==== Recorded information

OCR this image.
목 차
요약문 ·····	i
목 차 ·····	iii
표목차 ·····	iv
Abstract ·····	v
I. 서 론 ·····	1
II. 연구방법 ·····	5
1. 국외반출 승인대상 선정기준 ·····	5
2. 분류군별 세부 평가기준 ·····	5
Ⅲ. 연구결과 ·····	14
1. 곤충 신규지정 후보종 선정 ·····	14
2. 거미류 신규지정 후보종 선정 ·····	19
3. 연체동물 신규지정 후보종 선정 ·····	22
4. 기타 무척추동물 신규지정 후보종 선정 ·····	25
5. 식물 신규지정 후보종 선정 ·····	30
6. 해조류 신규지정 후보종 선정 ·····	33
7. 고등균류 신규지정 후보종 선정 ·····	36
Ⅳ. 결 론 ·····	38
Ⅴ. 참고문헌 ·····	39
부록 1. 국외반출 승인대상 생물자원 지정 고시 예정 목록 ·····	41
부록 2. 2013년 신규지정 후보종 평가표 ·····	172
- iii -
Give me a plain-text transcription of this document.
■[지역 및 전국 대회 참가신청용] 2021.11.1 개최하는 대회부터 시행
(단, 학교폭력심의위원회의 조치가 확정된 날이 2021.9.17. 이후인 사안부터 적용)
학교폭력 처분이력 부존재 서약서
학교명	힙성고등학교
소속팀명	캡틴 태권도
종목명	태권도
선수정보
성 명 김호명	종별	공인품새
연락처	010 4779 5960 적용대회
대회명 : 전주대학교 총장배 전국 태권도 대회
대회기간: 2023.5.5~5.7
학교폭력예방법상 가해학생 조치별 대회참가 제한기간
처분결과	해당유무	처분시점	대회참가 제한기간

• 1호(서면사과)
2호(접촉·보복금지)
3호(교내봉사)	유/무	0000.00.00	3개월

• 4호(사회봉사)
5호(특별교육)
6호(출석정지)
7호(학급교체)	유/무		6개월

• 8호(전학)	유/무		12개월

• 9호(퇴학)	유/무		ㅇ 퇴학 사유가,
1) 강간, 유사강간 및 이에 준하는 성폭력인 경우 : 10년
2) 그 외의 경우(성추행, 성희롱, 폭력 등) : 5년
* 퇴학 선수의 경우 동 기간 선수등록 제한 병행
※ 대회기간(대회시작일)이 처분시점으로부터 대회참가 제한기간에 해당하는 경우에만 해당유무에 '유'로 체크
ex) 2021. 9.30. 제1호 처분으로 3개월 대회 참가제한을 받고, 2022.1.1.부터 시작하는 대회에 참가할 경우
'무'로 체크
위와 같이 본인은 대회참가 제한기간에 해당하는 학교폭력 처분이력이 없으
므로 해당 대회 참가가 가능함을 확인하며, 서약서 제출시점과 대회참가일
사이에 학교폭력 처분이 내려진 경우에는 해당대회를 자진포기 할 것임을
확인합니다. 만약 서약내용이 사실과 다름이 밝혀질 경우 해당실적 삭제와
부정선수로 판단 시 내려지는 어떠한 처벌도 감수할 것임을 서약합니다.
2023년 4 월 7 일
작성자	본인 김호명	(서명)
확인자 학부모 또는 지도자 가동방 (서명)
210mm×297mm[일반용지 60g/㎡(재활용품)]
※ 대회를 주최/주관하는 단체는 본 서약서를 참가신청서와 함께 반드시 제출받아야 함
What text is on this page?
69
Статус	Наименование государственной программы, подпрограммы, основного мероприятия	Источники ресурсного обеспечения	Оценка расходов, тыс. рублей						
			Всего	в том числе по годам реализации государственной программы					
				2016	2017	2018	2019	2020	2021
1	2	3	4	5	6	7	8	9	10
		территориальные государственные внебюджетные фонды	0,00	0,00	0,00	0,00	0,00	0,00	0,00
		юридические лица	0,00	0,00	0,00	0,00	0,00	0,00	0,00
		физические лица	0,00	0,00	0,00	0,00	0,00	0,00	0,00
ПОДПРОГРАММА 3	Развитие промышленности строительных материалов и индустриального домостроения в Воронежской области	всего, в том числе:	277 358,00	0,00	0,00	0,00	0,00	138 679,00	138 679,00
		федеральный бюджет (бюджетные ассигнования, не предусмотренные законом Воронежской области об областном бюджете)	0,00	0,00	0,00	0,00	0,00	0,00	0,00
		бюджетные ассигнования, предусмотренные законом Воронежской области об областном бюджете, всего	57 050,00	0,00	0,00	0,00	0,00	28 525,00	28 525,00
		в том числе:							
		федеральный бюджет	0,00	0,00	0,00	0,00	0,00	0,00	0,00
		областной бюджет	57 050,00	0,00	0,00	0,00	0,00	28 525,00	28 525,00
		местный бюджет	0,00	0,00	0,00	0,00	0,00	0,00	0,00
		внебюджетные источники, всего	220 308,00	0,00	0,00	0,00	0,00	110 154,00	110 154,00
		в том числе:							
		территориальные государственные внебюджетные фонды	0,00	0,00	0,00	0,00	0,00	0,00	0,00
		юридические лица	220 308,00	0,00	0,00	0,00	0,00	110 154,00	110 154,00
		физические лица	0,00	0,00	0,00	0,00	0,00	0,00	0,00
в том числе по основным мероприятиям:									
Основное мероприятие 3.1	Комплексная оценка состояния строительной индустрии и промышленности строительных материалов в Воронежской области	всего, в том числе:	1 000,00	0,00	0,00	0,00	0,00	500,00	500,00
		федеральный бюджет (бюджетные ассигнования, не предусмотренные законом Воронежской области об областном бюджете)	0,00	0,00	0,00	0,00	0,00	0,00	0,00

========

* The task: Search the preceding listing for the word "строительных" and pull out every line that holds it.

* Task result:
ПОДПРОГРАММА 3	Развитие промышленности строительных материалов и индустриального домостроения в Воронежской области	всего, в том числе:	277 358,00	0,00	0,00	0,00	0,00	138 679,00	138 679,00
Основное мероприятие 3.1	Комплексная оценка состояния строительной индустрии и промышленности строительных материалов в Воронежской области	всего, в том числе:	1 000,00	0,00	0,00	0,00	0,00	500,00	500,00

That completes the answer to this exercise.